**MATERIALS PROVIDED**
[start]

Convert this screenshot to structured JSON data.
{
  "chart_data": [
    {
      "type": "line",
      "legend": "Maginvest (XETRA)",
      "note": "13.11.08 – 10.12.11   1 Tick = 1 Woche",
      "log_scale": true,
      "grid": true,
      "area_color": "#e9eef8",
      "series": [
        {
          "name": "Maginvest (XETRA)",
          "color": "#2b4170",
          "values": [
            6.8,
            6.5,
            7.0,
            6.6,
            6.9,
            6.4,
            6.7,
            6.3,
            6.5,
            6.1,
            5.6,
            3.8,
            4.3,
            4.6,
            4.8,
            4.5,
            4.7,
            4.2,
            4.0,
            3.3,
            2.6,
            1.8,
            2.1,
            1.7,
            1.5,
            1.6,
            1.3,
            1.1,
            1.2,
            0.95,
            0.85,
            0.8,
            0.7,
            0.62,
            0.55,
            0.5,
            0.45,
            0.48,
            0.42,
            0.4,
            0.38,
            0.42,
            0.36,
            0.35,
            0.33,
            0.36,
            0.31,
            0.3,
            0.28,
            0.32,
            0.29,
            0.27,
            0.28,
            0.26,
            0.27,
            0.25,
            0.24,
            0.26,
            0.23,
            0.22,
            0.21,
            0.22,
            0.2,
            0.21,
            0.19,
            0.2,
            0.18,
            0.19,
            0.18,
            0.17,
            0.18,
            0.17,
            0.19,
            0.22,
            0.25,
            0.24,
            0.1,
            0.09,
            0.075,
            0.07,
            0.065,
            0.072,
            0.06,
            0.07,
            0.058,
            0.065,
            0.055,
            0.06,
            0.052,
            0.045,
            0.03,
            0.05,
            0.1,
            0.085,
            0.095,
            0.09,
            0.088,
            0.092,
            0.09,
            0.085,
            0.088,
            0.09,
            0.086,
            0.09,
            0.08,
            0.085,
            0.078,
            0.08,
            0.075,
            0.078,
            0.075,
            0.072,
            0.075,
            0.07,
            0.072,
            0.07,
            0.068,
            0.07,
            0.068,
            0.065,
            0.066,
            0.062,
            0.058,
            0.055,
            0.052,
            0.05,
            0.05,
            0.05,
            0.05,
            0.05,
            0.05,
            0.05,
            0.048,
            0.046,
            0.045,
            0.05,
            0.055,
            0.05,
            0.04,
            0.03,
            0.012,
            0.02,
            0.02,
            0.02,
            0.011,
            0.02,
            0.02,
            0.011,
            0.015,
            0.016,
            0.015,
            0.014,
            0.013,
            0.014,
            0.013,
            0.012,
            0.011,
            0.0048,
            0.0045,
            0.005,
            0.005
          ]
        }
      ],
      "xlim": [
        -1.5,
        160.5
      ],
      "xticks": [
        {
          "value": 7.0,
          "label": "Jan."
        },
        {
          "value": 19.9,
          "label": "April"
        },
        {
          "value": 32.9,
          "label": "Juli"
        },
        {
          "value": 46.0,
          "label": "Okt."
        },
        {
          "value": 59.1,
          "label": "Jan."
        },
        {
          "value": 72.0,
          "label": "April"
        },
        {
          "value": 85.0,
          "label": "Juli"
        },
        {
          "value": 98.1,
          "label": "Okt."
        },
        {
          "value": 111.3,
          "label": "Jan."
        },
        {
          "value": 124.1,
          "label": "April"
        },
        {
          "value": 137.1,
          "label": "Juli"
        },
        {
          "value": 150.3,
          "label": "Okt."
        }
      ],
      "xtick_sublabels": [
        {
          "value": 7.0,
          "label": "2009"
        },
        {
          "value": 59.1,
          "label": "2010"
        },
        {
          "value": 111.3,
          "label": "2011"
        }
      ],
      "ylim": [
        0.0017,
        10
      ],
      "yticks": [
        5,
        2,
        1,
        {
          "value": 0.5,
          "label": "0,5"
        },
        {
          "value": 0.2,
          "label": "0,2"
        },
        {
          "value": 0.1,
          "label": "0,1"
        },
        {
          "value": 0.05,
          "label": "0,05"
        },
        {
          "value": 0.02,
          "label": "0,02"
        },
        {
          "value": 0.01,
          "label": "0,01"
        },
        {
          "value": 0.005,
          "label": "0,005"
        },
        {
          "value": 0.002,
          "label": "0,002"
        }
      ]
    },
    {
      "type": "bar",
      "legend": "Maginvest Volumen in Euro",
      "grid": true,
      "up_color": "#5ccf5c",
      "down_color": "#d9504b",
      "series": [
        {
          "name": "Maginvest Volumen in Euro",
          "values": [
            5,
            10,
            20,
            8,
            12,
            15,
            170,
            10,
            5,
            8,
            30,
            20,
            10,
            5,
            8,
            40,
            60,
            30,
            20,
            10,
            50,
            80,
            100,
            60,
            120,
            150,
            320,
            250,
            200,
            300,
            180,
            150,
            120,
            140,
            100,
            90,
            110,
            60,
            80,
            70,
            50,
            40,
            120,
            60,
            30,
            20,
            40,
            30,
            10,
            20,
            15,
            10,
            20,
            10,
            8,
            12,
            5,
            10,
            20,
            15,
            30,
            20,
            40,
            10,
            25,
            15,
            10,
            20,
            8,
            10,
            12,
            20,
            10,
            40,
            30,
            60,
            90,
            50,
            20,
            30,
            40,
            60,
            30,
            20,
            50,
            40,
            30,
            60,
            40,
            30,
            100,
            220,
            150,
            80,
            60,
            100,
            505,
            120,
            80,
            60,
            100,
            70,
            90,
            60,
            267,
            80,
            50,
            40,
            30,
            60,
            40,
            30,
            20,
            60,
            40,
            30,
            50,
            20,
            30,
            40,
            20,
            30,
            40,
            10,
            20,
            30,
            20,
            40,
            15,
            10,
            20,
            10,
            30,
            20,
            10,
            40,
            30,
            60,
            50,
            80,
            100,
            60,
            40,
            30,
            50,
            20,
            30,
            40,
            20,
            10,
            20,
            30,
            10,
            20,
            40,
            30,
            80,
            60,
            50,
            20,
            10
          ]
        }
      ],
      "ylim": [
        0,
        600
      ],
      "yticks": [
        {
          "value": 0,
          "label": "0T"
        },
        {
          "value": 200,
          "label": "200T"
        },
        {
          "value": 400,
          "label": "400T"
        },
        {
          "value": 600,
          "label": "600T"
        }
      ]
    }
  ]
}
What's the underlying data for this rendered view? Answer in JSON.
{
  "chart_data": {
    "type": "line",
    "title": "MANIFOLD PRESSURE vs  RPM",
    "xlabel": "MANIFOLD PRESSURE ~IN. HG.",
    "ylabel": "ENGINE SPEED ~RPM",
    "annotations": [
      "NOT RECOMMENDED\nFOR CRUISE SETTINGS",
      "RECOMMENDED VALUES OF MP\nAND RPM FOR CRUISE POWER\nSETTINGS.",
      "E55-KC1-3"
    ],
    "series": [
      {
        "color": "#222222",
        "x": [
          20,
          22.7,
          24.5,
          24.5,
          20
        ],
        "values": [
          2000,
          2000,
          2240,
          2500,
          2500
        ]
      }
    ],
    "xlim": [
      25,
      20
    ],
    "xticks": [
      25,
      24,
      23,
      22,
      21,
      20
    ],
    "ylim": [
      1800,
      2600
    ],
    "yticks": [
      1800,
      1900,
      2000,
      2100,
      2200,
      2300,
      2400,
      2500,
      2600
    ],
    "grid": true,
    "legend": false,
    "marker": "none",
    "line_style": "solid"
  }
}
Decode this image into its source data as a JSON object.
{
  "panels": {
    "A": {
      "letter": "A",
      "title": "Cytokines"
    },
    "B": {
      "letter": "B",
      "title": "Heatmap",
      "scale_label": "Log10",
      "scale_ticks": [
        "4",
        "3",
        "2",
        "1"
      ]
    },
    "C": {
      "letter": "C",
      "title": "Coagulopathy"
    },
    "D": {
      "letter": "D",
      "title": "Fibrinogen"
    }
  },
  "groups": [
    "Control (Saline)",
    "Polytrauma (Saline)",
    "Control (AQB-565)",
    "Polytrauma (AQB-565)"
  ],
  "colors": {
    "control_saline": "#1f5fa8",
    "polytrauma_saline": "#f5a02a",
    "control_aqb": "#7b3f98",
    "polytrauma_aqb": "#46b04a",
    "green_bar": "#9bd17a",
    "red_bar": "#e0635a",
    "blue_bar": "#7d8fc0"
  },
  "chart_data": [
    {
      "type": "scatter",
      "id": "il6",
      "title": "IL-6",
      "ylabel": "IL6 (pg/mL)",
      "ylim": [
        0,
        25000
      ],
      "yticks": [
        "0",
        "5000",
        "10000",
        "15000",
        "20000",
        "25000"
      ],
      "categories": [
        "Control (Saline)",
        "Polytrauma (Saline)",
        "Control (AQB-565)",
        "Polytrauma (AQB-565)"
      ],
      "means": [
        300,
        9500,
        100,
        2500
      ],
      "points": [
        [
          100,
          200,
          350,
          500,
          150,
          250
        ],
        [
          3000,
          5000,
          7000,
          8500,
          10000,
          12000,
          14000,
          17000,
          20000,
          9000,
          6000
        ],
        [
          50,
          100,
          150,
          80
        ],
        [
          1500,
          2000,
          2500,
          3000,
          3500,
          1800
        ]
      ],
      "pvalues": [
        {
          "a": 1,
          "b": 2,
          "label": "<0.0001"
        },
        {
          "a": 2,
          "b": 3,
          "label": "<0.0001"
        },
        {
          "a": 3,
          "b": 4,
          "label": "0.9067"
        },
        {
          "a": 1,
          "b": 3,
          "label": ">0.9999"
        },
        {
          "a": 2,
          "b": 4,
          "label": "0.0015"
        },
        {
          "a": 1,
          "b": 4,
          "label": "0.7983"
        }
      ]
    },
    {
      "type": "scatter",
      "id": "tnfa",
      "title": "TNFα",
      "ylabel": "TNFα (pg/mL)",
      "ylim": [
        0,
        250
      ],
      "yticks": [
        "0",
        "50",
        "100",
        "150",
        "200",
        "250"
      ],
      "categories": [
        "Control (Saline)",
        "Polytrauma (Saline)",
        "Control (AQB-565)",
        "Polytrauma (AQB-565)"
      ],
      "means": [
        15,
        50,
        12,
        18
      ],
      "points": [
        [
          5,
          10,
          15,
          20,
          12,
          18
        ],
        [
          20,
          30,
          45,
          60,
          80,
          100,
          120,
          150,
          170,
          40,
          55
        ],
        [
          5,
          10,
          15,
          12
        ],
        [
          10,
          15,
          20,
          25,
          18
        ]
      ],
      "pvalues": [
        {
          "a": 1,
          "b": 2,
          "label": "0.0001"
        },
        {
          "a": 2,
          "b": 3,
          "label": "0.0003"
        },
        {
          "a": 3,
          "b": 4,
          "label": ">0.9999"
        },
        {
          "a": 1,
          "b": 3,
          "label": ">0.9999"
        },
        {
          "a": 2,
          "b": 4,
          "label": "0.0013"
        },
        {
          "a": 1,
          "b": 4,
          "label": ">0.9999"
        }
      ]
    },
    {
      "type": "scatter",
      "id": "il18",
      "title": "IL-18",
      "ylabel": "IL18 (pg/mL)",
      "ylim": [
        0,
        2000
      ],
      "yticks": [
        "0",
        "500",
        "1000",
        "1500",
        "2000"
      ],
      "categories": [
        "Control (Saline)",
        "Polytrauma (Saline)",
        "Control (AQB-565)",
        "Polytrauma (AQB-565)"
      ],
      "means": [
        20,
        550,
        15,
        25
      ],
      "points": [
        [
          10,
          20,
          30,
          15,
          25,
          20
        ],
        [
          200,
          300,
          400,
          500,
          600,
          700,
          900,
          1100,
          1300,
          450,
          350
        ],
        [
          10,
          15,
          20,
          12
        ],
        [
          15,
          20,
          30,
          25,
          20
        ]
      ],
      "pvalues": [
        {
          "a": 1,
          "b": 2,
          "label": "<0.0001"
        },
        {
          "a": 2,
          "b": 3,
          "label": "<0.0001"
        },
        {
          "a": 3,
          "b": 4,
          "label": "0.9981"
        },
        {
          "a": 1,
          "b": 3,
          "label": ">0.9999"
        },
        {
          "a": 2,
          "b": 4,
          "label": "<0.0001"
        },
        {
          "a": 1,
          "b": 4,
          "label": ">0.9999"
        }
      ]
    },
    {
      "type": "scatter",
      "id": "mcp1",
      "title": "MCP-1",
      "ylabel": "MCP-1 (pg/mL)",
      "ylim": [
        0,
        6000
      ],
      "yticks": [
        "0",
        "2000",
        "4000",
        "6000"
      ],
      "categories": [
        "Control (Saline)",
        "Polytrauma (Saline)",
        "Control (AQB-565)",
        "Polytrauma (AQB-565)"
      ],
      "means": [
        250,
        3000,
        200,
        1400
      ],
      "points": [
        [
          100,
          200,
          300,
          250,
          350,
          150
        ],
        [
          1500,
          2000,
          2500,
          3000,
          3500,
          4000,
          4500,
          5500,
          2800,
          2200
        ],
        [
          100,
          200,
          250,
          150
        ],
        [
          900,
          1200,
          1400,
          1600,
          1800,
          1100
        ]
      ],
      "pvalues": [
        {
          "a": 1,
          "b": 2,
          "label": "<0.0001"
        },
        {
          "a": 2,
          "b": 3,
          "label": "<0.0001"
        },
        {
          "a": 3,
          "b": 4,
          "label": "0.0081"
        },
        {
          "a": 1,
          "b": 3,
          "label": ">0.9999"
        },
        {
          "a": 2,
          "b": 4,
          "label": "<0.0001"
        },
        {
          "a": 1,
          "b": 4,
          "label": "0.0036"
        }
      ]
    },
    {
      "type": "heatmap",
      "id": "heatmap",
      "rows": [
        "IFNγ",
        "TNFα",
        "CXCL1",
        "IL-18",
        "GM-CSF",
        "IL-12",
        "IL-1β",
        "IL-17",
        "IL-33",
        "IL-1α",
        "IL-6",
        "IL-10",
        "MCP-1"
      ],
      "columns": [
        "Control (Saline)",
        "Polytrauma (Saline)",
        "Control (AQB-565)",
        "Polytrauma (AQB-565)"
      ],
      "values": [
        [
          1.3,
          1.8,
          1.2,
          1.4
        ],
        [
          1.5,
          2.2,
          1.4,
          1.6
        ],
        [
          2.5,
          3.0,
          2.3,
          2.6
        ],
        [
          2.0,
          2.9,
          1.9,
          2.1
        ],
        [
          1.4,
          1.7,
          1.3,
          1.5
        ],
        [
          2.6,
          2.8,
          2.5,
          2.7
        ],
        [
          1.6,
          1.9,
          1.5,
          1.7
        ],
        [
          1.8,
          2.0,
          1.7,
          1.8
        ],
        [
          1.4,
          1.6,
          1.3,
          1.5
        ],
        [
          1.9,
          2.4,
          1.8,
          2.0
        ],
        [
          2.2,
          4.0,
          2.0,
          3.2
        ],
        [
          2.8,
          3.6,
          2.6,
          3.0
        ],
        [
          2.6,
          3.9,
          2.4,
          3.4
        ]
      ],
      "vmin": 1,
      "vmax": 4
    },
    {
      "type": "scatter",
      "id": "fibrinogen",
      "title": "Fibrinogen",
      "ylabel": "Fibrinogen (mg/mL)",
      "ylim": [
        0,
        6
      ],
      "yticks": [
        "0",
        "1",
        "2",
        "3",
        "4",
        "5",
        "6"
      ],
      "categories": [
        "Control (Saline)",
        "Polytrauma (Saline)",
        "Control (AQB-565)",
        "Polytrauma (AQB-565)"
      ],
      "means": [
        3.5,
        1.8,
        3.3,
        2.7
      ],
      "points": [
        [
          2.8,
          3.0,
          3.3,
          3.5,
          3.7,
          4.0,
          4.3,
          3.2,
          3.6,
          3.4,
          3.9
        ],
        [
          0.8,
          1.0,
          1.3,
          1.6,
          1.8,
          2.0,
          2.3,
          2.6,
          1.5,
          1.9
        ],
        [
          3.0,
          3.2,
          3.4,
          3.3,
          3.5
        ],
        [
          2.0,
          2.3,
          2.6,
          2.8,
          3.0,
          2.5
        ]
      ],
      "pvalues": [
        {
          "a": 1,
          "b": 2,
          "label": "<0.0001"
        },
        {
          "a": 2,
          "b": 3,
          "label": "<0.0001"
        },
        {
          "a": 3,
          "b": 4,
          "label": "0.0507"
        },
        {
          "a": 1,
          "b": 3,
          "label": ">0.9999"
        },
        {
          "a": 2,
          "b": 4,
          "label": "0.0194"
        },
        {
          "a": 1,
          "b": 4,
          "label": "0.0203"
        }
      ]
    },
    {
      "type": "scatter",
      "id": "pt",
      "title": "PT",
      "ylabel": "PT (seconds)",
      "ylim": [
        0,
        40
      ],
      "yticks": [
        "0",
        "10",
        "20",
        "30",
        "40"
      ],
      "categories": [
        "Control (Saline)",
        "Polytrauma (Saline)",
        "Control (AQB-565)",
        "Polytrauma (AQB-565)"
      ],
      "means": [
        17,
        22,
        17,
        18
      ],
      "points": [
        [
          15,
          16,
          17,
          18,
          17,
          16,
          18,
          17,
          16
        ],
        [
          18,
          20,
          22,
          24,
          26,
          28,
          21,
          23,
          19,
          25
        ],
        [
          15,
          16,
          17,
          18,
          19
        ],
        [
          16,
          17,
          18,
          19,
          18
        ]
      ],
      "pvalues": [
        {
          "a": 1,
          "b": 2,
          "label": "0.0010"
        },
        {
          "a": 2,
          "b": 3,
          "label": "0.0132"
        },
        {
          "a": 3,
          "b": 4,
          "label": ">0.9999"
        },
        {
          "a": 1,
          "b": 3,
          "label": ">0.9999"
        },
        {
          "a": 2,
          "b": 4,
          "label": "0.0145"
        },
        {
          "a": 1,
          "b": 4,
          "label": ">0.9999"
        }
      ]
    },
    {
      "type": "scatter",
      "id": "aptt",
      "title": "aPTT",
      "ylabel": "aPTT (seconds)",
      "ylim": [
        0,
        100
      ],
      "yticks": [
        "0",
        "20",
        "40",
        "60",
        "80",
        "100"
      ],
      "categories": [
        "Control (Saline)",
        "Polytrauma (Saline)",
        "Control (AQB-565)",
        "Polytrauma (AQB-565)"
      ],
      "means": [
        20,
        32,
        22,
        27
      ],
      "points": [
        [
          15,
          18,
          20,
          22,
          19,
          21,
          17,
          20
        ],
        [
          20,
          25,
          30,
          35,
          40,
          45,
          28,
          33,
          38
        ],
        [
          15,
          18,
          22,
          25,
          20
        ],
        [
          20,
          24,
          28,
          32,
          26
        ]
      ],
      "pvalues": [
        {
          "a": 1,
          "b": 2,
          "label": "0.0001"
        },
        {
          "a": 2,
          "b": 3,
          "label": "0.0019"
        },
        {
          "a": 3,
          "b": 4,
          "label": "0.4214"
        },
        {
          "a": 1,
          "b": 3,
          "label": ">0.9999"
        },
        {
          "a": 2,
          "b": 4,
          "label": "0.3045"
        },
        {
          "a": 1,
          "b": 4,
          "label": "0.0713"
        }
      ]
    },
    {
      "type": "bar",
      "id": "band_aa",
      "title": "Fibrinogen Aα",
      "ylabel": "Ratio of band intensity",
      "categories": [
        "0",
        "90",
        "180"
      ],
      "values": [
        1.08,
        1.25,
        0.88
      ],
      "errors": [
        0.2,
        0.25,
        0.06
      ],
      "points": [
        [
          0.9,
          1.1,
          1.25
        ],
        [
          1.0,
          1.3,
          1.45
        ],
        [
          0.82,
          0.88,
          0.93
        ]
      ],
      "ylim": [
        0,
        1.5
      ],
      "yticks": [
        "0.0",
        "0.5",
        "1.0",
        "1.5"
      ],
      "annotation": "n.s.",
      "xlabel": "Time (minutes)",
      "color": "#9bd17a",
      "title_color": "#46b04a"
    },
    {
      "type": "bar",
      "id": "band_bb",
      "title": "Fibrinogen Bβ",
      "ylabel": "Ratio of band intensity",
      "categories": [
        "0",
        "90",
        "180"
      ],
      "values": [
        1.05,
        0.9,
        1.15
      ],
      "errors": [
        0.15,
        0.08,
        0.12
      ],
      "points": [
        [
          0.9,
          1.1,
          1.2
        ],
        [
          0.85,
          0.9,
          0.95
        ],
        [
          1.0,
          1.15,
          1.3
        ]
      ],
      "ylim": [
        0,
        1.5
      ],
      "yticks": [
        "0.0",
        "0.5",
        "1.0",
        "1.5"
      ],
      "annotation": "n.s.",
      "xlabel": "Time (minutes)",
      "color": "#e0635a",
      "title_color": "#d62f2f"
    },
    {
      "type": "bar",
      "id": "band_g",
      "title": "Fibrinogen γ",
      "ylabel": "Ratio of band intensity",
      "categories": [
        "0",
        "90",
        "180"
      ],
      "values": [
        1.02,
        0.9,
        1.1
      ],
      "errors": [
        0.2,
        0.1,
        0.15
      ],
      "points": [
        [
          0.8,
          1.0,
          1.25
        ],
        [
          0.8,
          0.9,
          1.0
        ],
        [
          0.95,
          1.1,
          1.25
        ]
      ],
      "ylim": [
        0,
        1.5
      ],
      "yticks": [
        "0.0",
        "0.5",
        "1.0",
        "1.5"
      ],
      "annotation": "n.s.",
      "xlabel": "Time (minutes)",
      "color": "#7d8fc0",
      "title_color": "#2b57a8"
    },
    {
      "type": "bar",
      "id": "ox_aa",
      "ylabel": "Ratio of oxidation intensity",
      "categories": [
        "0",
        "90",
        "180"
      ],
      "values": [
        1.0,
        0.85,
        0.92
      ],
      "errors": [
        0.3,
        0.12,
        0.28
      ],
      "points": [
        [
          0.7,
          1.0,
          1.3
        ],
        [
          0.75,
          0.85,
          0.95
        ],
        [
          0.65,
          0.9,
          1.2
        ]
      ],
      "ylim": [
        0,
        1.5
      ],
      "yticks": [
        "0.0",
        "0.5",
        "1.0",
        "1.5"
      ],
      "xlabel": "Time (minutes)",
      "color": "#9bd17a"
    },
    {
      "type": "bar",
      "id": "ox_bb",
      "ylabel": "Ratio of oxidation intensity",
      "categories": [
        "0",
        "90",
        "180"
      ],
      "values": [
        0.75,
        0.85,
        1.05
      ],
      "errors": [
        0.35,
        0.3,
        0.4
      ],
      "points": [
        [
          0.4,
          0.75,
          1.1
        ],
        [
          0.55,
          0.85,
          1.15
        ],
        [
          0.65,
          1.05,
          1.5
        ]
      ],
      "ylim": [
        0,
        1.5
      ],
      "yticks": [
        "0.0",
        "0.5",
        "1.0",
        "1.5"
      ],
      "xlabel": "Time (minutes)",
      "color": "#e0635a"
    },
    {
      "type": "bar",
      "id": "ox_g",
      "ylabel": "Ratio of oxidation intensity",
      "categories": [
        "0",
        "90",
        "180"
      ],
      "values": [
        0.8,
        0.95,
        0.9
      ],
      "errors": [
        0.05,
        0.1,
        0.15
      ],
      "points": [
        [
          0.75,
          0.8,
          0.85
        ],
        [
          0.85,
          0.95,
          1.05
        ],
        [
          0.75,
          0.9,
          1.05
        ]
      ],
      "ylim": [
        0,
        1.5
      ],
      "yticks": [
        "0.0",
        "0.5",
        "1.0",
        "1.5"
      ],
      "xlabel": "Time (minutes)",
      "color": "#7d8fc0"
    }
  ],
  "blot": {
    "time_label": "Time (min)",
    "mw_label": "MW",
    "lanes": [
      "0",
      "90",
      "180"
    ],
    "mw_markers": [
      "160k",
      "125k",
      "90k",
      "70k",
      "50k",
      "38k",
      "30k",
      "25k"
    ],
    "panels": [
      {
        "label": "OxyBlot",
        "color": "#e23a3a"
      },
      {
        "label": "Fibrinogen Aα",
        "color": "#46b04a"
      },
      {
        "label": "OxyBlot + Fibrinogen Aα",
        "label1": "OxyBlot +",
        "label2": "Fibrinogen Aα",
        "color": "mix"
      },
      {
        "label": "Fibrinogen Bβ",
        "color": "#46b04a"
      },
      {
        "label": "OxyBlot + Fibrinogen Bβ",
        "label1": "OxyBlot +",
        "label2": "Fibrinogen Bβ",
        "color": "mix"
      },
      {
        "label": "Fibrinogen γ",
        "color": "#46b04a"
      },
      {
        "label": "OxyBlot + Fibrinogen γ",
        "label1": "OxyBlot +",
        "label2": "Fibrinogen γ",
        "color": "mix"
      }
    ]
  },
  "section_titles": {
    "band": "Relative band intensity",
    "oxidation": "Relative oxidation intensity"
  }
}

[end]

**SET EXERCISE**
Gather each line from the entries above that includes the word "CRUISE".

**SOLUTION**
      "NOT RECOMMENDED\nFOR CRUISE SETTINGS",
      "RECOMMENDED VALUES OF MP\nAND RPM FOR CRUISE POWER\nSETTINGS.",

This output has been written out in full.